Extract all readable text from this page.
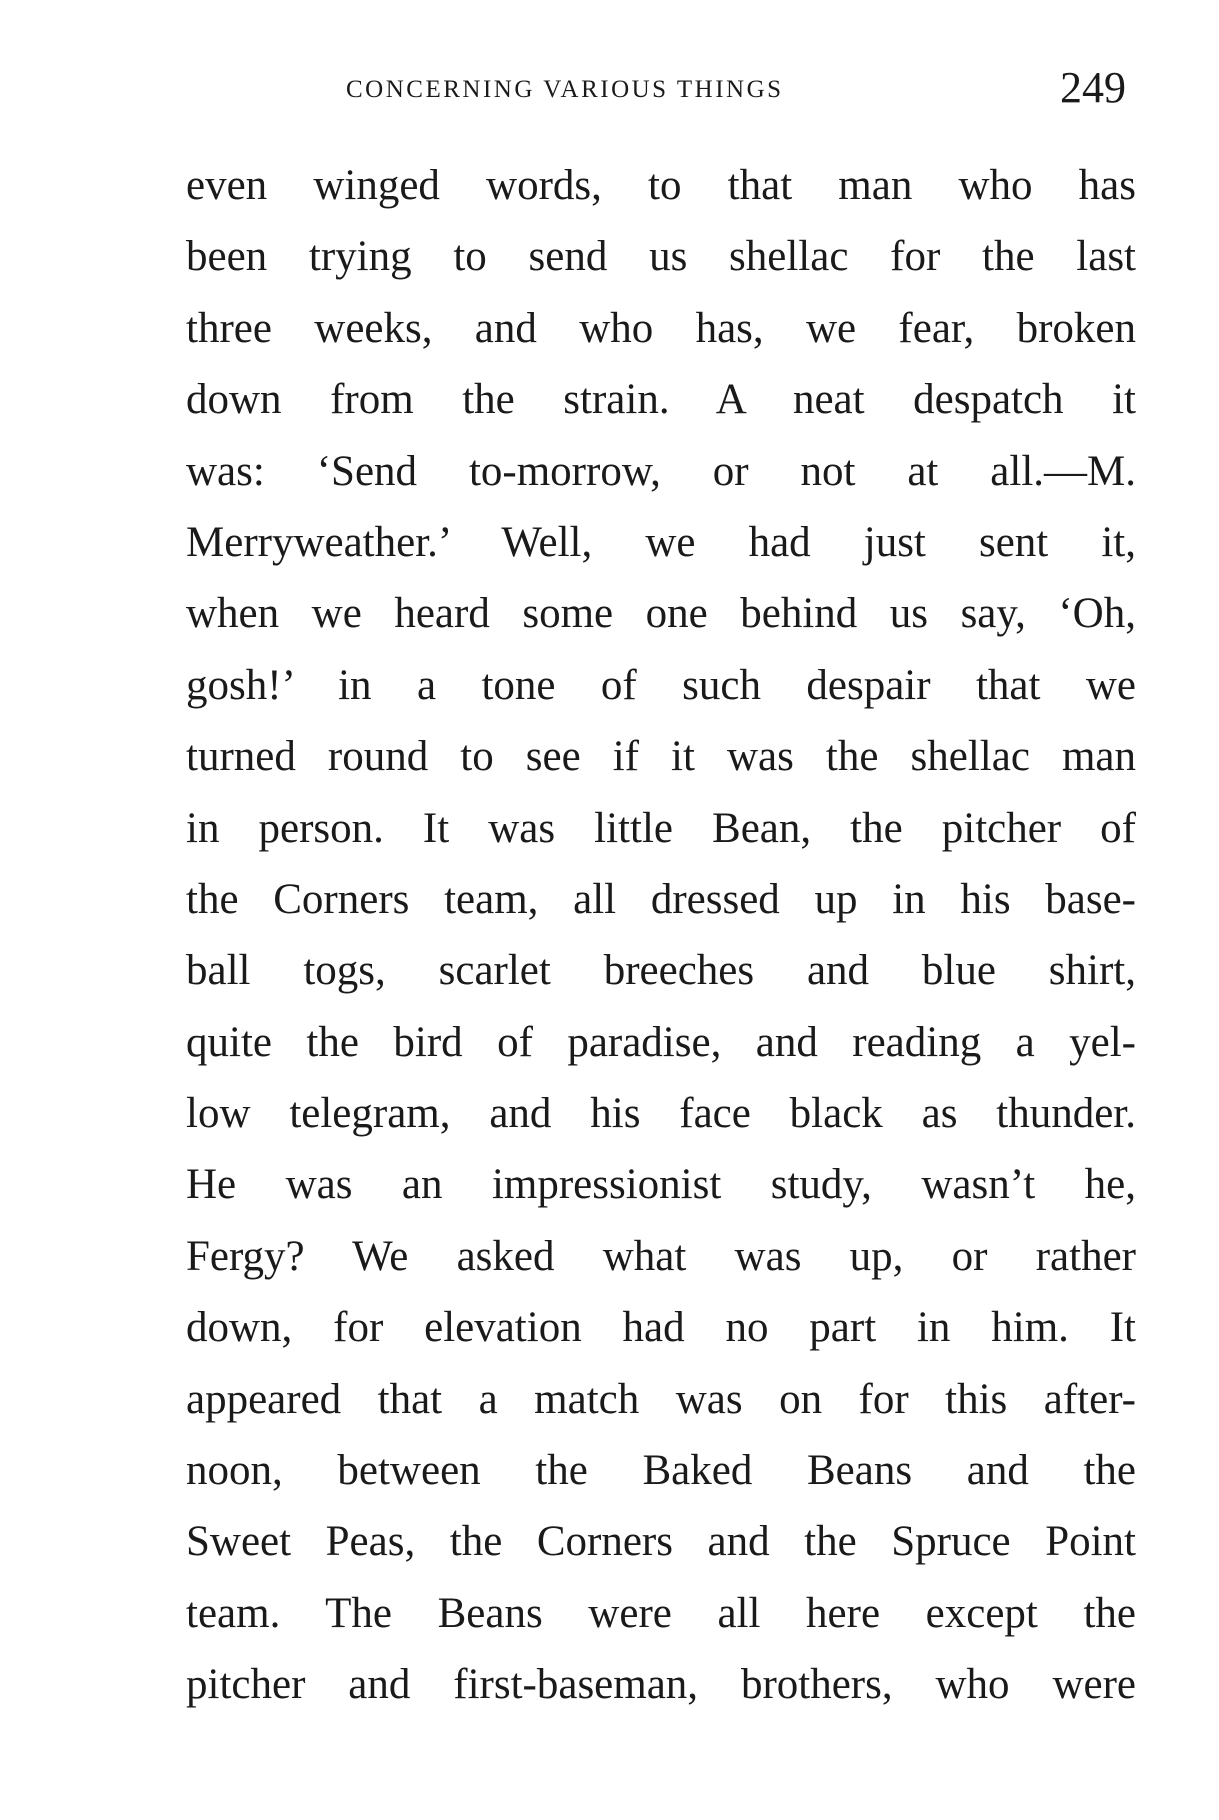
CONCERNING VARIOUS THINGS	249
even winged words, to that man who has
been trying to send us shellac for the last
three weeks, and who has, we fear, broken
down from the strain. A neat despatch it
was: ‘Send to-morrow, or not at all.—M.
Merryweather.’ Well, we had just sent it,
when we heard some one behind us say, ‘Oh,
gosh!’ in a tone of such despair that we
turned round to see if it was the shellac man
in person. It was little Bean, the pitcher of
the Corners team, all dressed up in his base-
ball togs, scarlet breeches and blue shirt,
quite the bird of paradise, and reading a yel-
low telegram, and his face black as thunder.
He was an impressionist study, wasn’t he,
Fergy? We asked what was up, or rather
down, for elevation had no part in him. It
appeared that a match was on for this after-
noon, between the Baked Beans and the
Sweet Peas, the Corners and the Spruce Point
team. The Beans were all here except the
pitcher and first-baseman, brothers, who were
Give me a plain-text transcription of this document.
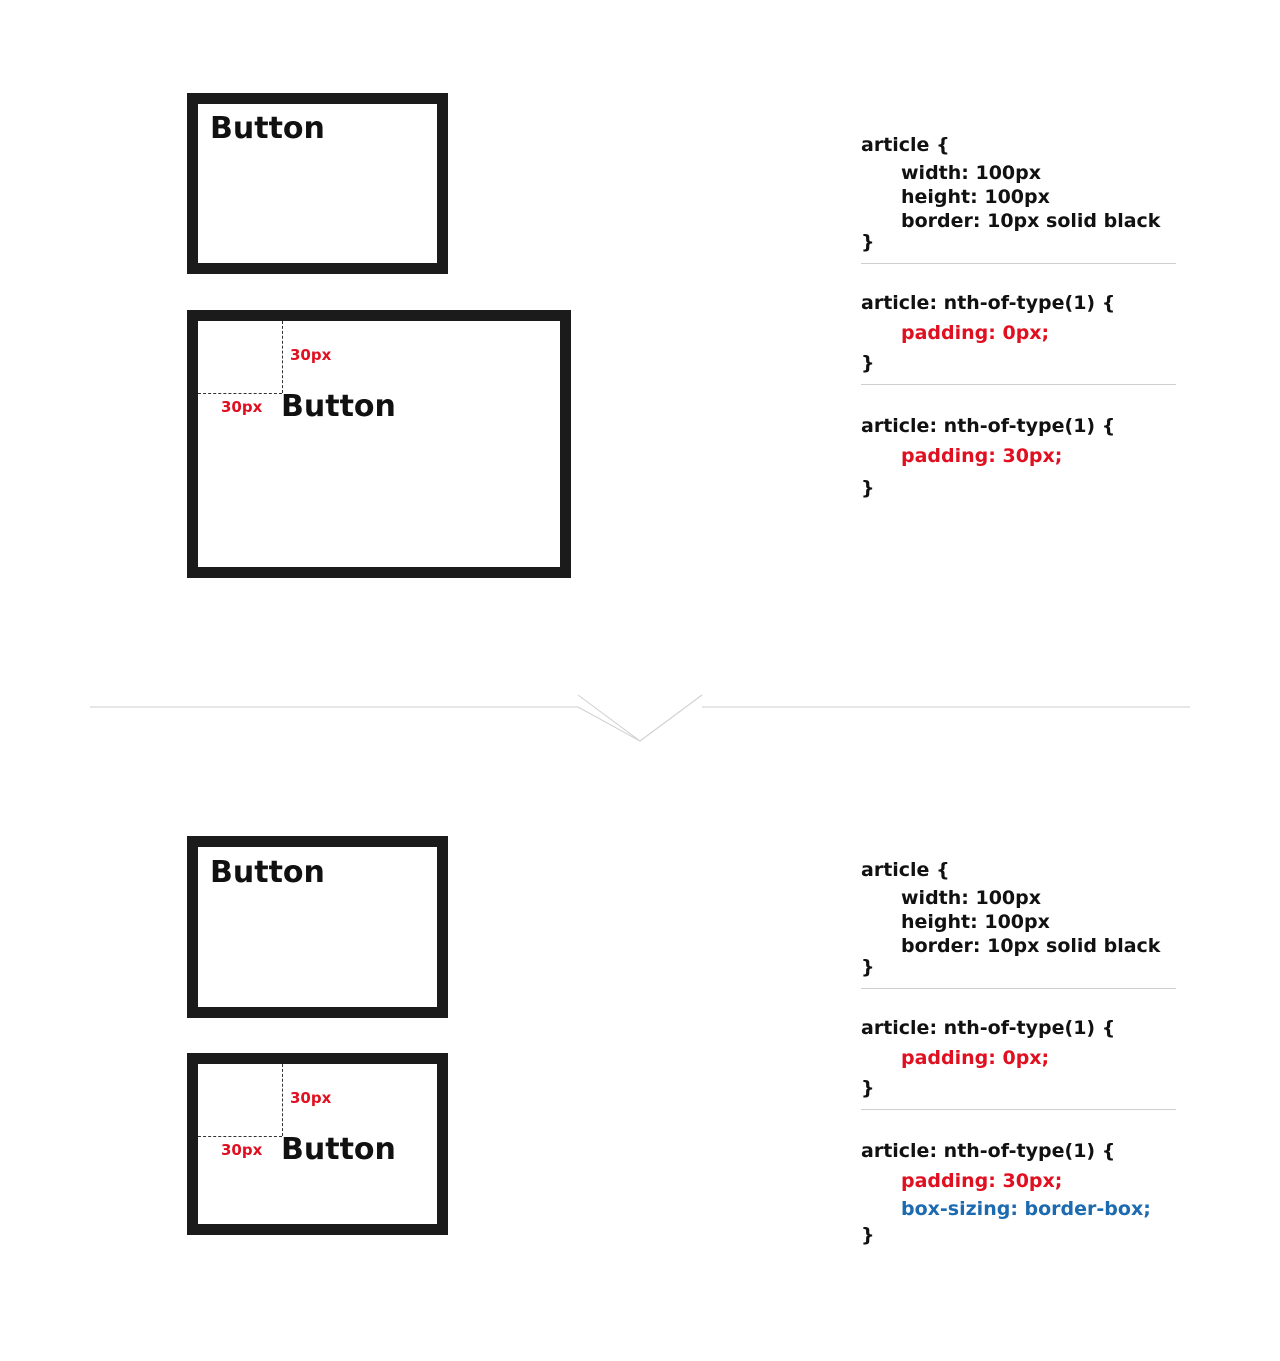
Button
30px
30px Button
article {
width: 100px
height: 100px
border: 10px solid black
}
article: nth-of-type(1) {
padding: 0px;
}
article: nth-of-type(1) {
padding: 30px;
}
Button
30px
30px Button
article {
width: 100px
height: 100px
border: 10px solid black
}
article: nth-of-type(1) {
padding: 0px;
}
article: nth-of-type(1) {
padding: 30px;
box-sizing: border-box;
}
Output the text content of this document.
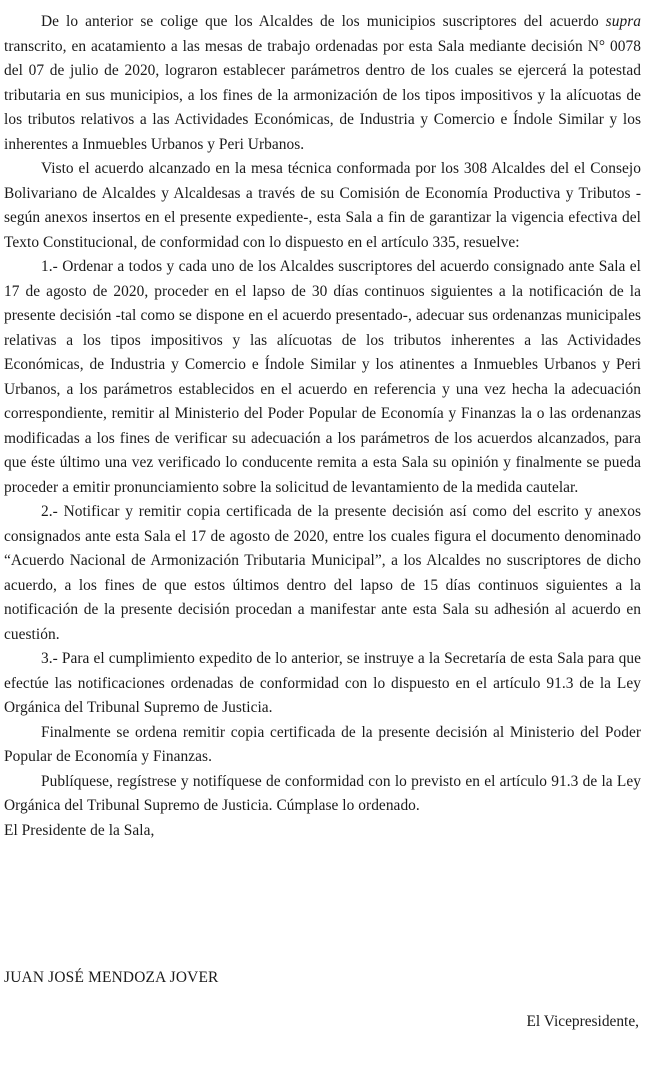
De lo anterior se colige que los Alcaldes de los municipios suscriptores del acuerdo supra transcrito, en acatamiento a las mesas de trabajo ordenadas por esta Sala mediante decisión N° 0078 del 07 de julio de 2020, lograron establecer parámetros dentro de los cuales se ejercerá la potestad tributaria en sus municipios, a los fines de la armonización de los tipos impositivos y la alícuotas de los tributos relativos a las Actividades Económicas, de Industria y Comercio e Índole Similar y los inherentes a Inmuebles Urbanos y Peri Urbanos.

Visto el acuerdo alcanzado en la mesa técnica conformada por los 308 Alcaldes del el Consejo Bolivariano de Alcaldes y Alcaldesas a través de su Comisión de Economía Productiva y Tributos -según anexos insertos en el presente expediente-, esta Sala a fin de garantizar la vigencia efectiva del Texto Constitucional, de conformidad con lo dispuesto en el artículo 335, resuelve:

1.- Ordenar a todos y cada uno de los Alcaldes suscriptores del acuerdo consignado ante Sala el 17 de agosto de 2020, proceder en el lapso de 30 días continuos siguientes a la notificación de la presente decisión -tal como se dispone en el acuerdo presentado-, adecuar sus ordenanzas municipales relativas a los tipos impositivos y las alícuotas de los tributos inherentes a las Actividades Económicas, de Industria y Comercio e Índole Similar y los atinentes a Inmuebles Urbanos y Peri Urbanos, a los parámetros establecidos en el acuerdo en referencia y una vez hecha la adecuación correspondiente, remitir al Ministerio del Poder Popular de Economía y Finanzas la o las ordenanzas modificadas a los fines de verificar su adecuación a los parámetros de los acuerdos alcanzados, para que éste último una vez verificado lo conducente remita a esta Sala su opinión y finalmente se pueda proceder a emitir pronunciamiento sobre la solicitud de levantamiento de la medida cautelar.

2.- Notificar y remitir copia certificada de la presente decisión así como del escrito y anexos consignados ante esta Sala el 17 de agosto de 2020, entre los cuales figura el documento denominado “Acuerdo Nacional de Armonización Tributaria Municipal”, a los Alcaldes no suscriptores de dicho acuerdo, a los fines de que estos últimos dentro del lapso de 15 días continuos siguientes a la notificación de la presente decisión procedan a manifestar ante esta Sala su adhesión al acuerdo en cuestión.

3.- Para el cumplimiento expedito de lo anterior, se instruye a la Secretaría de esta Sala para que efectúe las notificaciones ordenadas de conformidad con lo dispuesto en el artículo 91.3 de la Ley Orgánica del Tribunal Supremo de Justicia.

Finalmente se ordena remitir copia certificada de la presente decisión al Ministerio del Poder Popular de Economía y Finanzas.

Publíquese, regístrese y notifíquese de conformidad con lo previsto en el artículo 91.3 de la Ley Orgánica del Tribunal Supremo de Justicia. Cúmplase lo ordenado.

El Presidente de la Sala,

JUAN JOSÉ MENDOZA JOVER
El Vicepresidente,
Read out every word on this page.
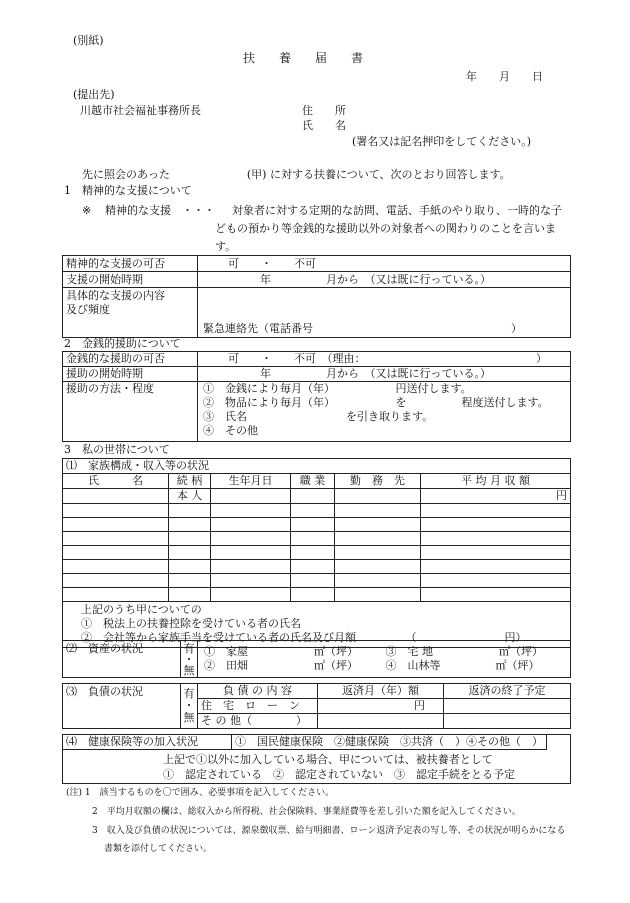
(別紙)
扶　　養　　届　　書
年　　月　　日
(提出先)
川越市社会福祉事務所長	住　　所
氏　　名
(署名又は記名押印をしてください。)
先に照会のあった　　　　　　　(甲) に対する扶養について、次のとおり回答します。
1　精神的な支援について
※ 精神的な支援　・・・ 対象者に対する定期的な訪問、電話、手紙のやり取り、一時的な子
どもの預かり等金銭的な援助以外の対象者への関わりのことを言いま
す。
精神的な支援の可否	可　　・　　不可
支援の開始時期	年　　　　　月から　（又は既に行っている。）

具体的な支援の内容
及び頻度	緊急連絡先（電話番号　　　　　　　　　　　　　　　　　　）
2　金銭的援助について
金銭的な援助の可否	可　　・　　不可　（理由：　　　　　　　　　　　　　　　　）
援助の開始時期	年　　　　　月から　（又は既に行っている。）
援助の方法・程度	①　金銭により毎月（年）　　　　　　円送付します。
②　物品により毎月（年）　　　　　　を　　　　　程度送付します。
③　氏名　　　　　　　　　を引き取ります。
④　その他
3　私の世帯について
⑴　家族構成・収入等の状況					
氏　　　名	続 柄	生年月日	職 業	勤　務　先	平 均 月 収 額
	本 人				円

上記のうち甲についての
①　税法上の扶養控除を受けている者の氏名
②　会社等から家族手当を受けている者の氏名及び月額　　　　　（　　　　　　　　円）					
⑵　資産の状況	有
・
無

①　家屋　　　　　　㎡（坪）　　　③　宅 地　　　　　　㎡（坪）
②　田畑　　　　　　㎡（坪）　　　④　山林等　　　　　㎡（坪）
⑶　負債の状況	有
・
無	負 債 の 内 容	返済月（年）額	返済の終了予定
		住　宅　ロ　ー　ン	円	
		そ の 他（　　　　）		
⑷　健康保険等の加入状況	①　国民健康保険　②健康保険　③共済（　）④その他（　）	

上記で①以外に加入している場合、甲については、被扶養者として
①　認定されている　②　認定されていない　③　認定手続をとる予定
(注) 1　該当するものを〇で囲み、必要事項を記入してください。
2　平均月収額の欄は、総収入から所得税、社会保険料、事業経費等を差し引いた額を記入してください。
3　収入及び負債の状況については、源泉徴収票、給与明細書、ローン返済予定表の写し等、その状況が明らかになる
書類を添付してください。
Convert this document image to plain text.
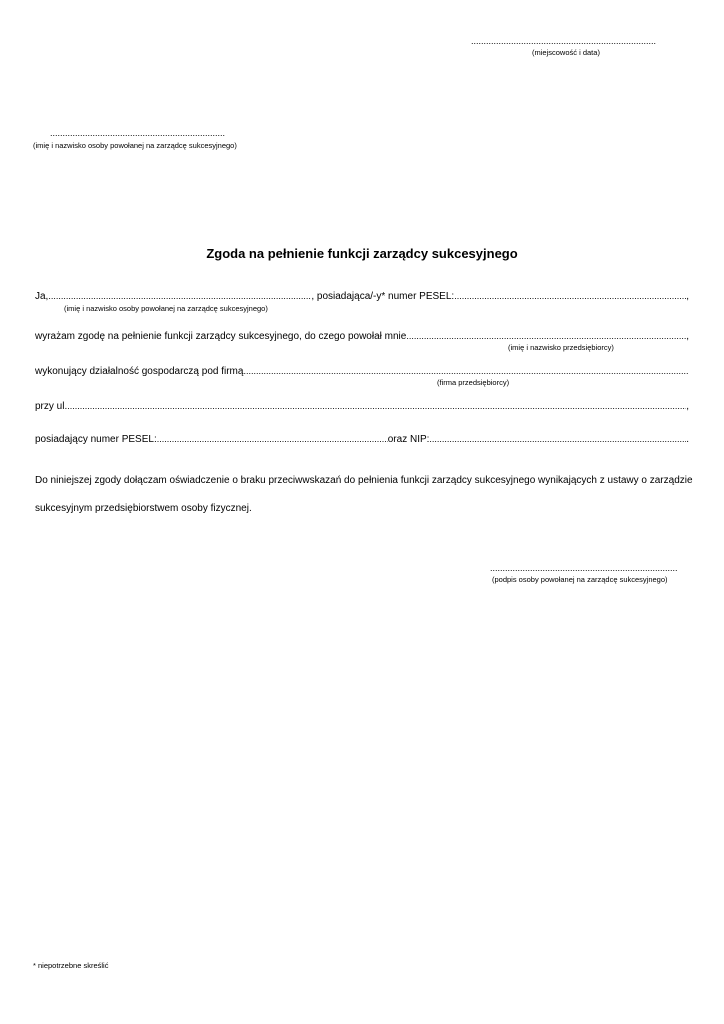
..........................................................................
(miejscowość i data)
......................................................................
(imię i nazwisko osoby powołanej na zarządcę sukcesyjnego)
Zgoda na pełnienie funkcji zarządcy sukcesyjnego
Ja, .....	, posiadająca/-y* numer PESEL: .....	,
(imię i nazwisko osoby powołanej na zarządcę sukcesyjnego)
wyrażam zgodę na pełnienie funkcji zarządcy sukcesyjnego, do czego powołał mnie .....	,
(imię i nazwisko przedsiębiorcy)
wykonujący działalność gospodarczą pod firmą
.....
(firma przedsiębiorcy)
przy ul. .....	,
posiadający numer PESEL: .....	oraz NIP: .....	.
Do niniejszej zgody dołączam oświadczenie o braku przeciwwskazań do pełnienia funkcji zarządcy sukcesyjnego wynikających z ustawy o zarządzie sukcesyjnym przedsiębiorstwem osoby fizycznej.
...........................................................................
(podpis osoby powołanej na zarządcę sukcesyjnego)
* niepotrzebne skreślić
★ ★ ★
Pick out every line holding the string "Económicas" and return it.

Solved problem
De lo anterior se colige que los Alcaldes de los municipios suscriptores del acuerdo supra transcrito, en acatamiento a las mesas de trabajo ordenadas por esta Sala mediante decisión N° 0078 del 07 de julio de 2020, lograron establecer parámetros dentro de los cuales se ejercerá la potestad tributaria en sus municipios, a los fines de la armonización de los tipos impositivos y la alícuotas de los tributos relativos a las Actividades Económicas, de Industria y Comercio e Índole Similar y los inherentes a Inmuebles Urbanos y Peri Urbanos.
1.- Ordenar a todos y cada uno de los Alcaldes suscriptores del acuerdo consignado ante Sala el 17 de agosto de 2020, proceder en el lapso de 30 días continuos siguientes a la notificación de la presente decisión -tal como se dispone en el acuerdo presentado-, adecuar sus ordenanzas municipales relativas a los tipos impositivos y las alícuotas de los tributos inherentes a las Actividades Económicas, de Industria y Comercio e Índole Similar y los atinentes a Inmuebles Urbanos y Peri Urbanos, a los parámetros establecidos en el acuerdo en referencia y una vez hecha la adecuación correspondiente, remitir al Ministerio del Poder Popular de Economía y Finanzas la o las ordenanzas modificadas a los fines de verificar su adecuación a los parámetros de los acuerdos alcanzados, para que éste último una vez verificado lo conducente remita a esta Sala su opinión y finalmente se pueda proceder a emitir pronunciamiento sobre la solicitud de levantamiento de la medida cautelar.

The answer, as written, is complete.